***** DATASET

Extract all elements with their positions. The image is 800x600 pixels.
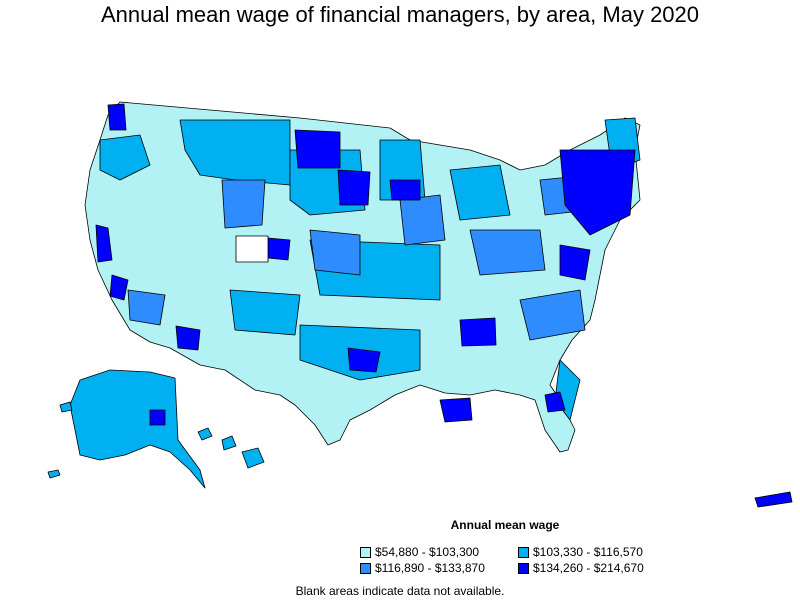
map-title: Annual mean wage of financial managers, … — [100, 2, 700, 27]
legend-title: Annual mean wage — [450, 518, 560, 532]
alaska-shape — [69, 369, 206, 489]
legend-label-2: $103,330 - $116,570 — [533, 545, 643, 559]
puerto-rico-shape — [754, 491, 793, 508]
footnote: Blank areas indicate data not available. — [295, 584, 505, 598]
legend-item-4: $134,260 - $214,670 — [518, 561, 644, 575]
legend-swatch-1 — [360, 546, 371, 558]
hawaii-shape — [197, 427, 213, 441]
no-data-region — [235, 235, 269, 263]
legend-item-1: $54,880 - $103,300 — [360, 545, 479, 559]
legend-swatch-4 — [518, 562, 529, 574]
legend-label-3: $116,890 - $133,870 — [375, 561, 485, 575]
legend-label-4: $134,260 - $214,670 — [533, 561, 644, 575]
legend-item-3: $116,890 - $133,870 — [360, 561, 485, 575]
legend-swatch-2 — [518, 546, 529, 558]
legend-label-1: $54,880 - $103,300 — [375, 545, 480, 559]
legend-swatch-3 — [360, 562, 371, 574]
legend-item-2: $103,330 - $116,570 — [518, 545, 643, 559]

**********

THE PROBLEM: Copy out the listing above line for line, keeping every character unchanged, and omit the picture.

FULL SOLUTION:
Extract all elements with their positions. The image is 800x600 pixels.
map-title: Annual mean wage of financial managers, … — [100, 2, 700, 27]
legend-title: Annual mean wage — [450, 518, 560, 532]
alaska-shape — [69, 369, 206, 489]
legend-label-2: $103,330 - $116,570 — [533, 545, 643, 559]
puerto-rico-shape — [754, 491, 793, 508]
footnote: Blank areas indicate data not available. — [295, 584, 505, 598]
legend-item-4: $134,260 - $214,670 — [518, 561, 644, 575]
legend-swatch-1 — [360, 546, 371, 558]
hawaii-shape — [197, 427, 213, 441]
no-data-region — [235, 235, 269, 263]
legend-item-1: $54,880 - $103,300 — [360, 545, 479, 559]
legend-swatch-4 — [518, 562, 529, 574]
legend-label-3: $116,890 - $133,870 — [375, 561, 485, 575]
legend-label-4: $134,260 - $214,670 — [533, 561, 644, 575]
legend-item-3: $116,890 - $133,870 — [360, 561, 485, 575]
legend-swatch-2 — [518, 546, 529, 558]
legend-label-1: $54,880 - $103,300 — [375, 545, 480, 559]
legend-swatch-3 — [360, 562, 371, 574]
legend-item-2: $103,330 - $116,570 — [518, 545, 643, 559]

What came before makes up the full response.